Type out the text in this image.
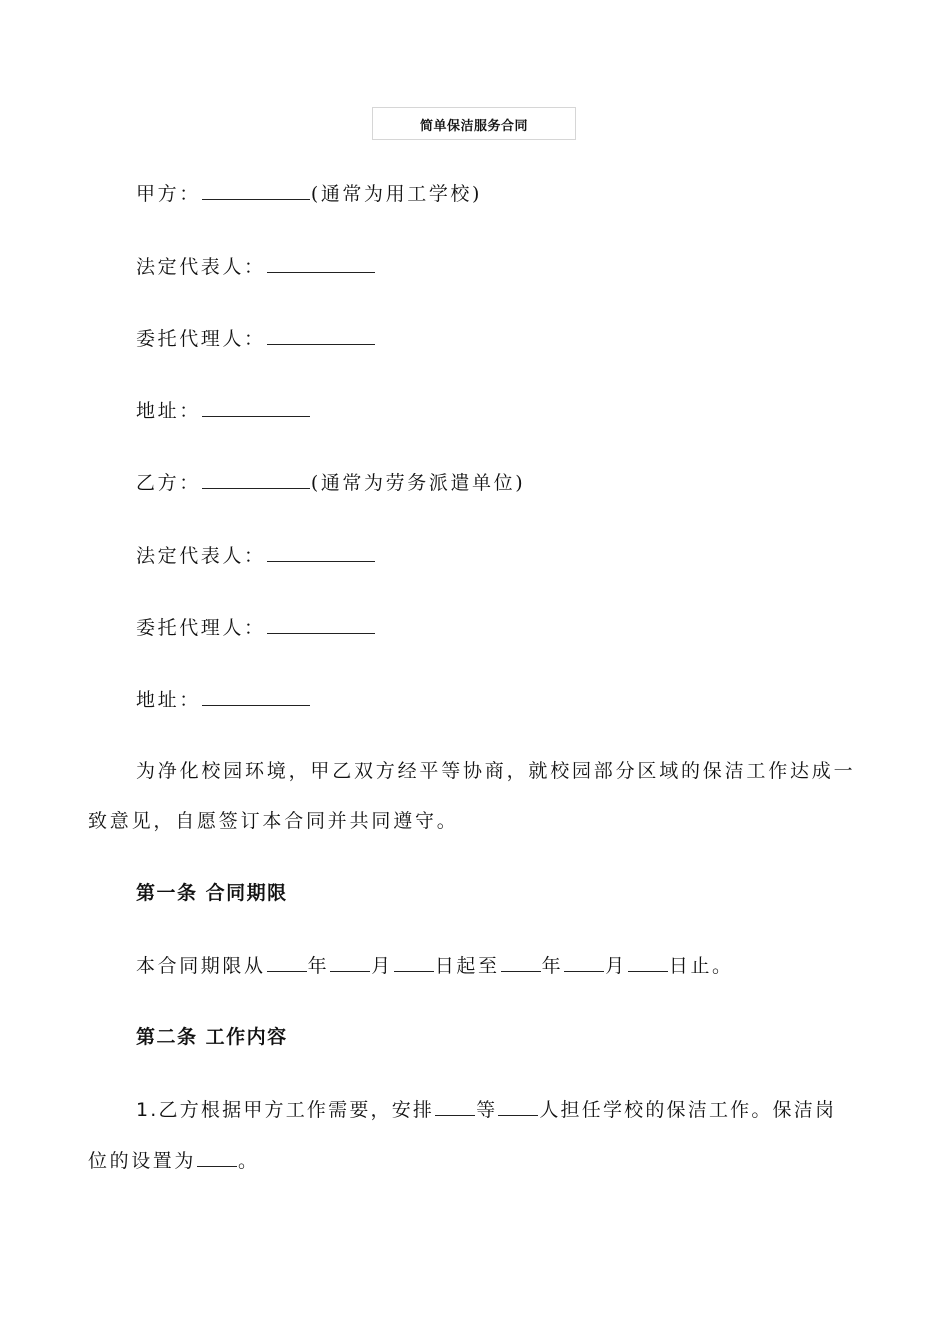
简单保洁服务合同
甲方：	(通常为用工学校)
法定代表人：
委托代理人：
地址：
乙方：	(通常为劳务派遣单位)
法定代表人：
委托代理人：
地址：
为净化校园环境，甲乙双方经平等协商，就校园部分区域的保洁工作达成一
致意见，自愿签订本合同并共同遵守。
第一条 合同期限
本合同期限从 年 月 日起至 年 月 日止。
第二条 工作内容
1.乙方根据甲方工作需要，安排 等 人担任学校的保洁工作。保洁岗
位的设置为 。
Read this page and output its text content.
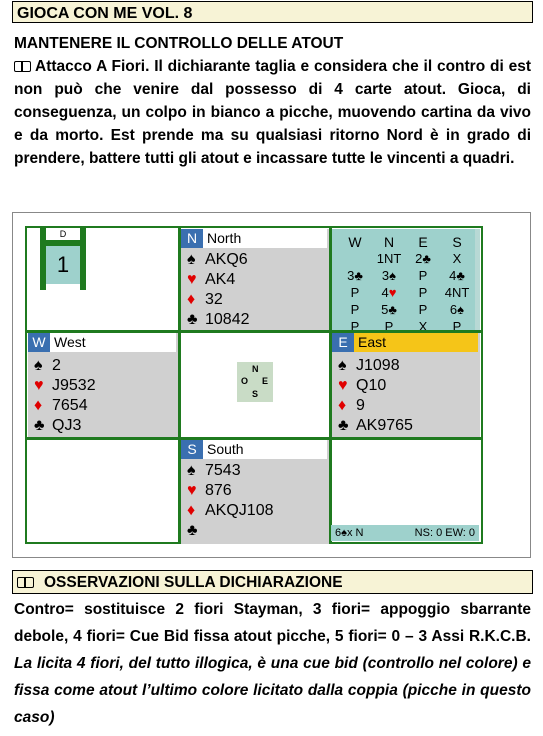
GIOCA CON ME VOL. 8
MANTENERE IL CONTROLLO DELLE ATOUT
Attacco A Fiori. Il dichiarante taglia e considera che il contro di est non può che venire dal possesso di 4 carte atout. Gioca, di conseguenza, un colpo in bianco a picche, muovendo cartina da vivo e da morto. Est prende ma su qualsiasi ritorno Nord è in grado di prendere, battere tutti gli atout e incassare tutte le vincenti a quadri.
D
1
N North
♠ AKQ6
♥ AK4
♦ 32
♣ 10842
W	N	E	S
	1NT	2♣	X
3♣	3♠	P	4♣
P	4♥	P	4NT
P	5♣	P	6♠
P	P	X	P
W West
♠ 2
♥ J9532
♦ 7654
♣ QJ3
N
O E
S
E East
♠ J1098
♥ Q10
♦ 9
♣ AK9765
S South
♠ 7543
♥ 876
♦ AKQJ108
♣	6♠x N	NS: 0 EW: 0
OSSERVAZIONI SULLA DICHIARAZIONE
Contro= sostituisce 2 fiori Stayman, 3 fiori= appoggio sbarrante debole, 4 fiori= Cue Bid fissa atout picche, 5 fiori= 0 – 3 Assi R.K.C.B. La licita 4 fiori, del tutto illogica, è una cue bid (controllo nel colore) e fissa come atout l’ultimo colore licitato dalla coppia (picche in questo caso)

- [Directions] Gather each line in these records that contains the string "text".

- [Task answer]
Type out the text in this image.
Read this page and output its text content.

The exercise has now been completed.